:: Your objective ::
In full and without deviation, write out the entries that follow.

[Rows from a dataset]
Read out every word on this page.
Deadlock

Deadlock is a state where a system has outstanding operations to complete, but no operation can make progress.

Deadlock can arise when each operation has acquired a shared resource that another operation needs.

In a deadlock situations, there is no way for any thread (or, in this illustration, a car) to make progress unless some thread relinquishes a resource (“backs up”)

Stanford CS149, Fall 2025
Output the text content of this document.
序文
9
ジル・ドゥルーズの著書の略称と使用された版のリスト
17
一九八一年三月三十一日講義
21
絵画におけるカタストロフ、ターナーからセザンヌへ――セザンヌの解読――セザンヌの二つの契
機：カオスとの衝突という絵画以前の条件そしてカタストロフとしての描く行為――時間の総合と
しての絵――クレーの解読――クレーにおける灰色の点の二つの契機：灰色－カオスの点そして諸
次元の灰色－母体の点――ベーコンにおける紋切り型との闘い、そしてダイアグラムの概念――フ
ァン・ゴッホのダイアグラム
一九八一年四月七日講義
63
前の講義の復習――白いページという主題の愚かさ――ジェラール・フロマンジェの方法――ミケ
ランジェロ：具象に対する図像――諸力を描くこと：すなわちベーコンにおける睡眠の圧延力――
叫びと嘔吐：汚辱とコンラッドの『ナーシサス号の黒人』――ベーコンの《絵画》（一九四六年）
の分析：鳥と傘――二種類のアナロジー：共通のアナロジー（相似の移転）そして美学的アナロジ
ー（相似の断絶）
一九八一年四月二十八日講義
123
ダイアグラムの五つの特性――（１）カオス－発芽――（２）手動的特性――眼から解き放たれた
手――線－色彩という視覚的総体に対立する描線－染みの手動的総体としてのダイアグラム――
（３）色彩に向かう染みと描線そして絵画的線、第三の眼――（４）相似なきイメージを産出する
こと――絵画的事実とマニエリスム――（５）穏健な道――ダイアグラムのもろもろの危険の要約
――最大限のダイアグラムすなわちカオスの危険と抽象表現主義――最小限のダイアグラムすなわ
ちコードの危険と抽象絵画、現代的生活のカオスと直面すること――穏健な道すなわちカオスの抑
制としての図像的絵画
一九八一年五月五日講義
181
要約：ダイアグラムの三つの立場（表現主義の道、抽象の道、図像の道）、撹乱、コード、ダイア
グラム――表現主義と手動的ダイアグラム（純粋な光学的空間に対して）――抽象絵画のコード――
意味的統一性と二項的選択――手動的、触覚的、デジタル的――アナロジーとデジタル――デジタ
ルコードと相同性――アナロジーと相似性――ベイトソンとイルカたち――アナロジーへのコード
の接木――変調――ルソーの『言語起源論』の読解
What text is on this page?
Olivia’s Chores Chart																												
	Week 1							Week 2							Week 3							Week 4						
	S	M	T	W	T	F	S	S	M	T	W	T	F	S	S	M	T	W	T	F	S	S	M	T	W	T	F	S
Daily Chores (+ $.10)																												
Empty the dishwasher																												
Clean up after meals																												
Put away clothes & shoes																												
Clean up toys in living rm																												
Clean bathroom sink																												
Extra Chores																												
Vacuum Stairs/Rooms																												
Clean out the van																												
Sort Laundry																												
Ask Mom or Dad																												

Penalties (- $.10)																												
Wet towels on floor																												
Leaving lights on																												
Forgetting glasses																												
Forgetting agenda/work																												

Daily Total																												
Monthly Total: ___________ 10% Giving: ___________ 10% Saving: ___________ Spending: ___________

:: Solution to this exercise ::
Read out every word on this page.
Deadlock

Deadlock is a state where a system has outstanding operations to complete, but no operation can make progress.

Deadlock can arise when each operation has acquired a shared resource that another operation needs.

In a deadlock situations, there is no way for any thread (or, in this illustration, a car) to make progress unless some thread relinquishes a resource (“backs up”)

Stanford CS149, Fall 2025
Output the text content of this document.
序文
9
ジル・ドゥルーズの著書の略称と使用された版のリスト
17
一九八一年三月三十一日講義
21
絵画におけるカタストロフ、ターナーからセザンヌへ――セザンヌの解読――セザンヌの二つの契
機：カオスとの衝突という絵画以前の条件そしてカタストロフとしての描く行為――時間の総合と
しての絵――クレーの解読――クレーにおける灰色の点の二つの契機：灰色－カオスの点そして諸
次元の灰色－母体の点――ベーコンにおける紋切り型との闘い、そしてダイアグラムの概念――フ
ァン・ゴッホのダイアグラム
一九八一年四月七日講義
63
前の講義の復習――白いページという主題の愚かさ――ジェラール・フロマンジェの方法――ミケ
ランジェロ：具象に対する図像――諸力を描くこと：すなわちベーコンにおける睡眠の圧延力――
叫びと嘔吐：汚辱とコンラッドの『ナーシサス号の黒人』――ベーコンの《絵画》（一九四六年）
の分析：鳥と傘――二種類のアナロジー：共通のアナロジー（相似の移転）そして美学的アナロジ
ー（相似の断絶）
一九八一年四月二十八日講義
123
ダイアグラムの五つの特性――（１）カオス－発芽――（２）手動的特性――眼から解き放たれた
手――線－色彩という視覚的総体に対立する描線－染みの手動的総体としてのダイアグラム――
（３）色彩に向かう染みと描線そして絵画的線、第三の眼――（４）相似なきイメージを産出する
こと――絵画的事実とマニエリスム――（５）穏健な道――ダイアグラムのもろもろの危険の要約
――最大限のダイアグラムすなわちカオスの危険と抽象表現主義――最小限のダイアグラムすなわ
ちコードの危険と抽象絵画、現代的生活のカオスと直面すること――穏健な道すなわちカオスの抑
制としての図像的絵画
一九八一年五月五日講義
181
要約：ダイアグラムの三つの立場（表現主義の道、抽象の道、図像の道）、撹乱、コード、ダイア
グラム――表現主義と手動的ダイアグラム（純粋な光学的空間に対して）――抽象絵画のコード――
意味的統一性と二項的選択――手動的、触覚的、デジタル的――アナロジーとデジタル――デジタ
ルコードと相同性――アナロジーと相似性――ベイトソンとイルカたち――アナロジーへのコード
の接木――変調――ルソーの『言語起源論』の読解
What text is on this page?
Olivia’s Chores Chart																												
	Week 1							Week 2							Week 3							Week 4						
	S	M	T	W	T	F	S	S	M	T	W	T	F	S	S	M	T	W	T	F	S	S	M	T	W	T	F	S
Daily Chores (+ $.10)																												
Empty the dishwasher																												
Clean up after meals																												
Put away clothes & shoes																												
Clean up toys in living rm																												
Clean bathroom sink																												
Extra Chores																												
Vacuum Stairs/Rooms																												
Clean out the van																												
Sort Laundry																												
Ask Mom or Dad																												

Penalties (- $.10)																												
Wet towels on floor																												
Leaving lights on																												
Forgetting glasses																												
Forgetting agenda/work																												

Daily Total																												
Monthly Total: ___________ 10% Giving: ___________ 10% Saving: ___________ Spending: ___________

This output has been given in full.